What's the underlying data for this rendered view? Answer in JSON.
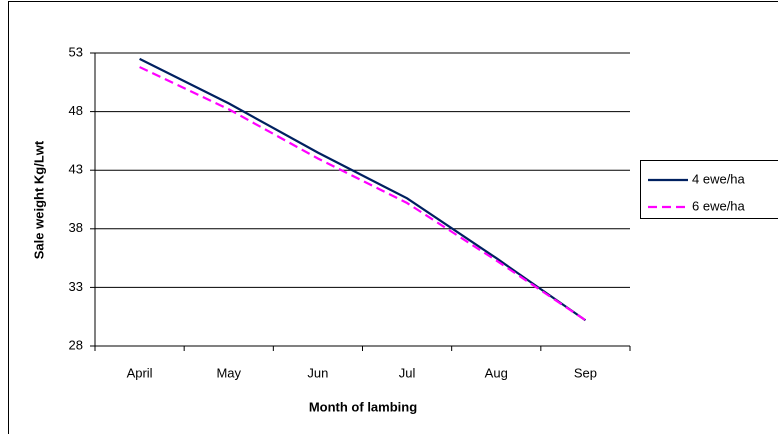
{
  "chart_data": {
    "type": "line",
    "x_label": "Month of lambing",
    "y_label": "Sale weight Kg/Lwt",
    "categories": [
      "April",
      "May",
      "Jun",
      "Jul",
      "Aug",
      "Sep"
    ],
    "series": [
      {
        "name": "4 ewe/ha",
        "color": "#002060",
        "dash": false,
        "values": [
          52.5,
          48.7,
          44.5,
          40.6,
          35.5,
          30.2
        ]
      },
      {
        "name": "6 ewe/ha",
        "color": "#ff00ff",
        "dash": true,
        "values": [
          51.8,
          48.2,
          44.0,
          40.2,
          35.3,
          30.2
        ]
      }
    ],
    "ylim": [
      28,
      53
    ],
    "yticks": [
      28,
      33,
      38,
      43,
      48,
      53
    ],
    "grid": true,
    "legend": "right"
  }
}
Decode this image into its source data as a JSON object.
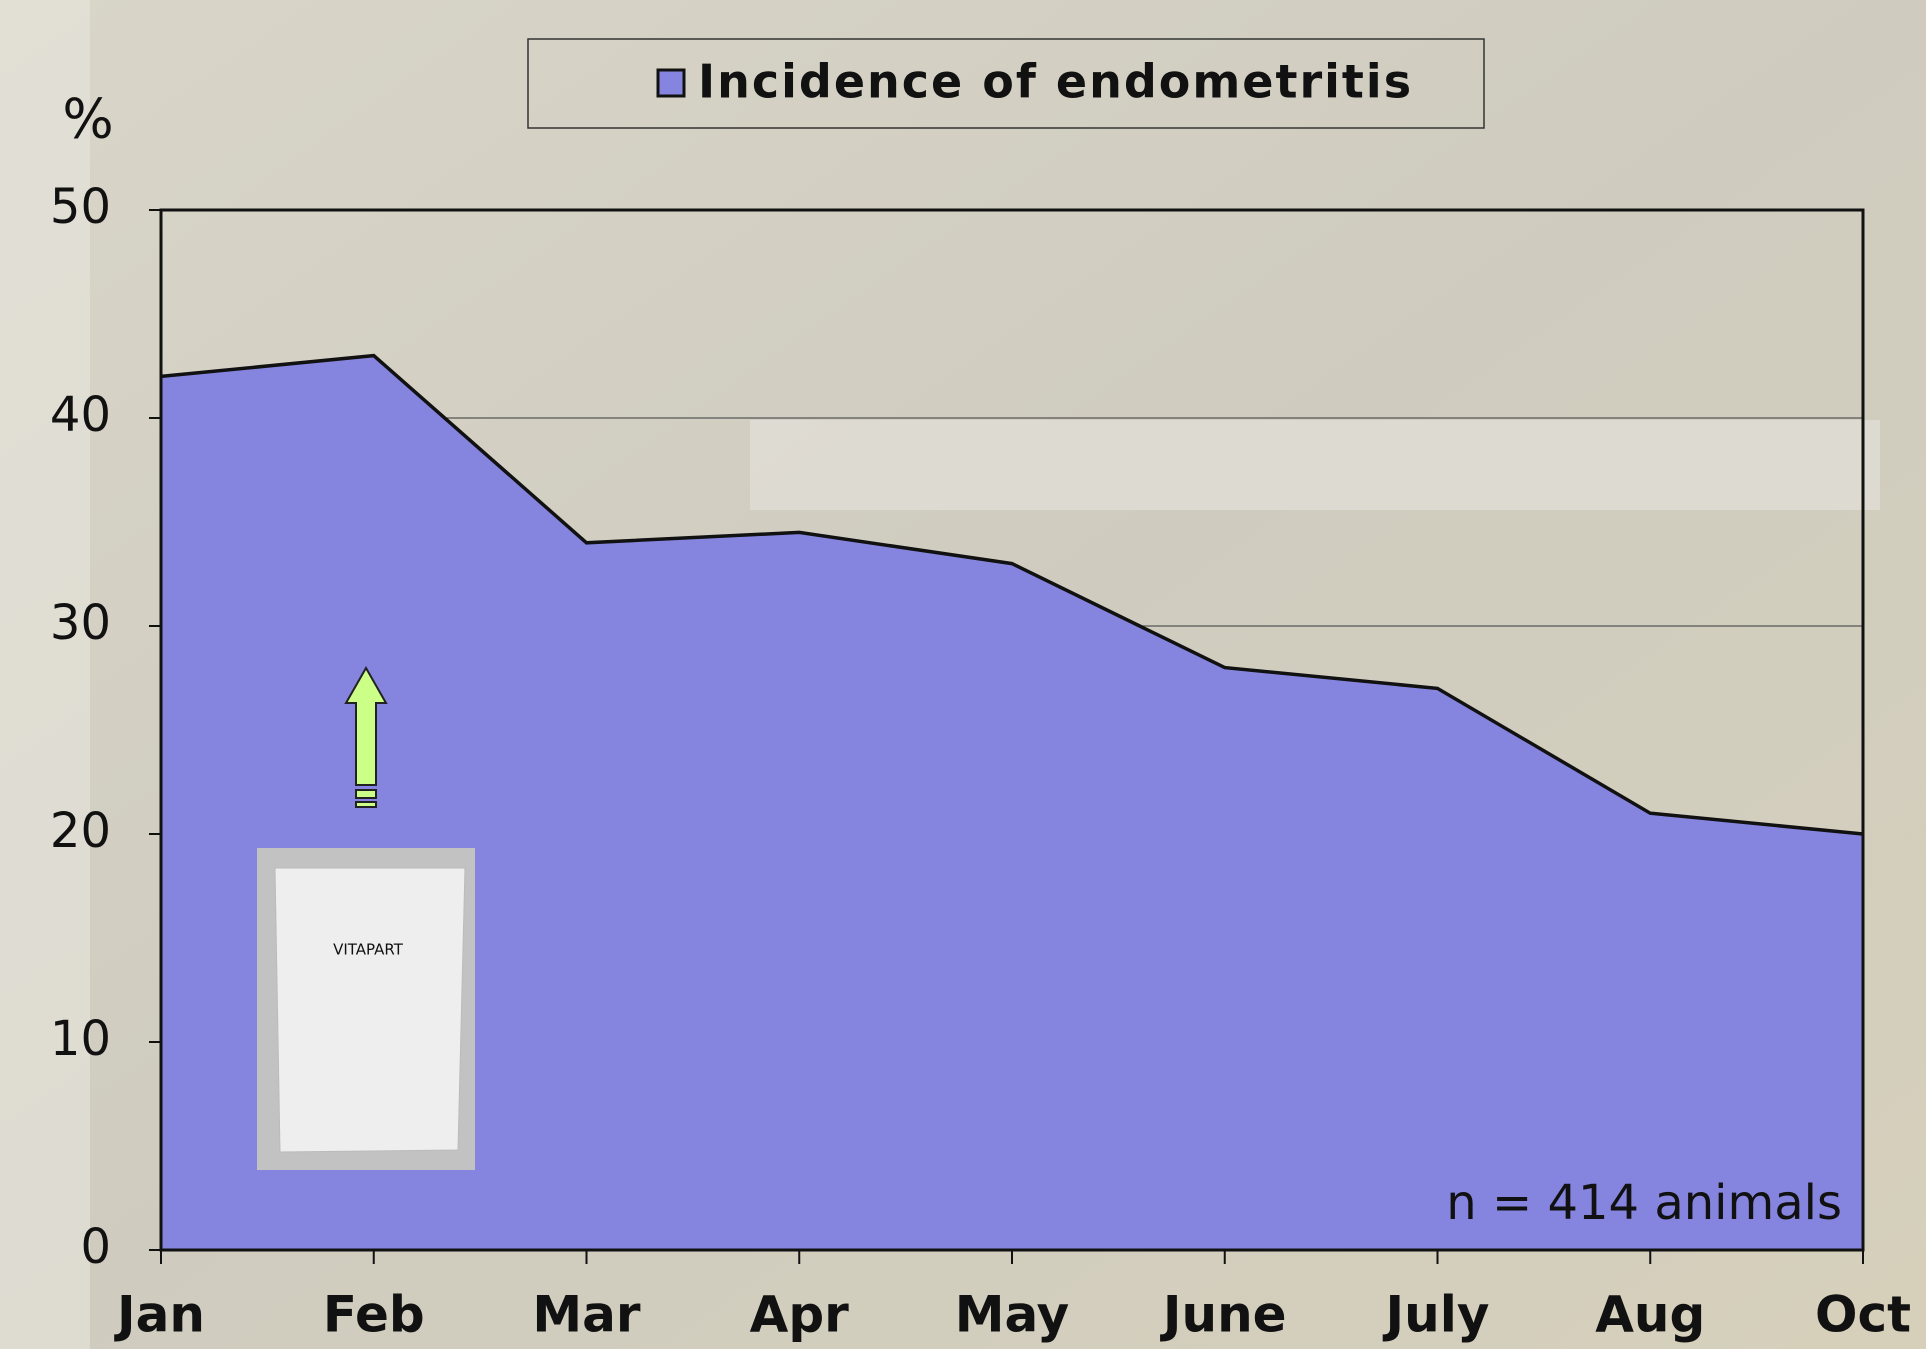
{
  "chart_data": {
    "type": "area",
    "y_label": "%",
    "categories": [
      "Jan",
      "Feb",
      "Mar",
      "Apr",
      "May",
      "June",
      "July",
      "Aug",
      "Oct"
    ],
    "series": [
      {
        "name": "Incidence of endometritis",
        "color": "#8585e0",
        "values": [
          42,
          43,
          34,
          34.5,
          33,
          28,
          27,
          21,
          20
        ]
      }
    ],
    "ylim": [
      0,
      50
    ],
    "yticks": [
      0,
      10,
      20,
      30,
      40,
      50
    ],
    "grid": true,
    "legend": "top",
    "annotation": "n = 414 animals",
    "product_label": "VITAPART"
  }
}
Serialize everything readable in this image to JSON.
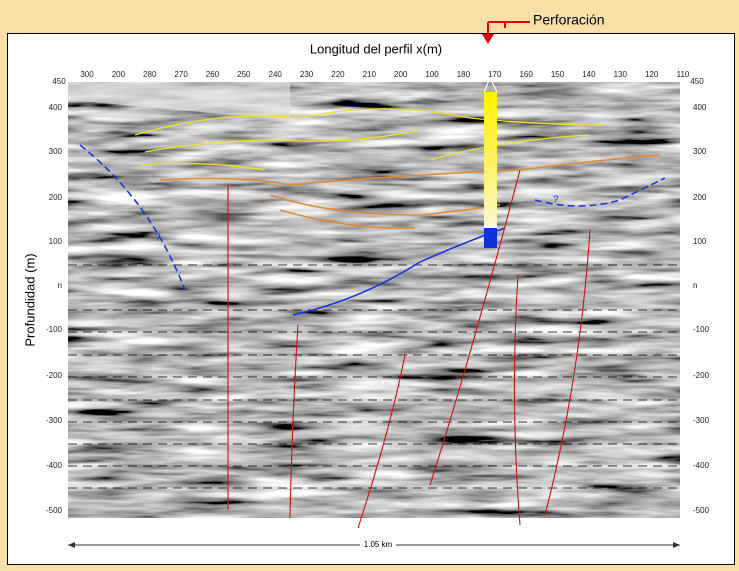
{
  "figure": {
    "annotation": "Perforación",
    "x_axis_label": "Longitud del perfil x(m)",
    "y_axis_label": "Profundidad (m)",
    "scale_label": "1.05 km",
    "top_ticks": [
      "300",
      "200",
      "280",
      "270",
      "260",
      "250",
      "240",
      "230",
      "220",
      "210",
      "200",
      "100",
      "180",
      "170",
      "160",
      "150",
      "140",
      "130",
      "120",
      "110"
    ],
    "corner_ticks": [
      "450",
      "450"
    ],
    "left_ticks": [
      "400",
      "300",
      "200",
      "100",
      "n",
      "-100",
      "-200",
      "-300",
      "-400",
      "-500"
    ],
    "right_ticks": [
      "400",
      "300",
      "200",
      "100",
      "n",
      "-100",
      "-200",
      "-300",
      "-400",
      "-500"
    ],
    "question_marks": [
      "?",
      "?"
    ]
  }
}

########################################

Each entry gets copied exactly; the pictures stay out.

— Exercise response —
What's the underlying data for this rendered view? Answer in JSON.
{
  "chart_data": {
    "type": "line",
    "x_label": "Month of lambing",
    "y_label": "Sale weight Kg/Lwt",
    "categories": [
      "April",
      "May",
      "Jun",
      "Jul",
      "Aug",
      "Sep"
    ],
    "series": [
      {
        "name": "4 ewe/ha",
        "color": "#002060",
        "dash": false,
        "values": [
          52.5,
          48.7,
          44.5,
          40.6,
          35.5,
          30.2
        ]
      },
      {
        "name": "6 ewe/ha",
        "color": "#ff00ff",
        "dash": true,
        "values": [
          51.8,
          48.2,
          44.0,
          40.2,
          35.3,
          30.2
        ]
      }
    ],
    "ylim": [
      28,
      53
    ],
    "yticks": [
      28,
      33,
      38,
      43,
      48,
      53
    ],
    "grid": true,
    "legend": "right"
  }
}
Decode this image into its source data as a JSON object.
{
  "chart_data": {
    "type": "area",
    "y_label": "%",
    "categories": [
      "Jan",
      "Feb",
      "Mar",
      "Apr",
      "May",
      "June",
      "July",
      "Aug",
      "Oct"
    ],
    "series": [
      {
        "name": "Incidence of endometritis",
        "color": "#8585e0",
        "values": [
          42,
          43,
          34,
          34.5,
          33,
          28,
          27,
          21,
          20
        ]
      }
    ],
    "ylim": [
      0,
      50
    ],
    "yticks": [
      0,
      10,
      20,
      30,
      40,
      50
    ],
    "grid": true,
    "legend": "top",
    "annotation": "n = 414 animals",
    "product_label": "VITAPART"
  }
}
Serialize everything readable in this image to JSON.
{
  "figure": {
    "annotation": "Perforación",
    "x_axis_label": "Longitud del perfil x(m)",
    "y_axis_label": "Profundidad (m)",
    "scale_label": "1.05 km",
    "top_ticks": [
      "300",
      "200",
      "280",
      "270",
      "260",
      "250",
      "240",
      "230",
      "220",
      "210",
      "200",
      "100",
      "180",
      "170",
      "160",
      "150",
      "140",
      "130",
      "120",
      "110"
    ],
    "corner_ticks": [
      "450",
      "450"
    ],
    "left_ticks": [
      "400",
      "300",
      "200",
      "100",
      "n",
      "-100",
      "-200",
      "-300",
      "-400",
      "-500"
    ],
    "right_ticks": [
      "400",
      "300",
      "200",
      "100",
      "n",
      "-100",
      "-200",
      "-300",
      "-400",
      "-500"
    ],
    "question_marks": [
      "?",
      "?"
    ]
  }
}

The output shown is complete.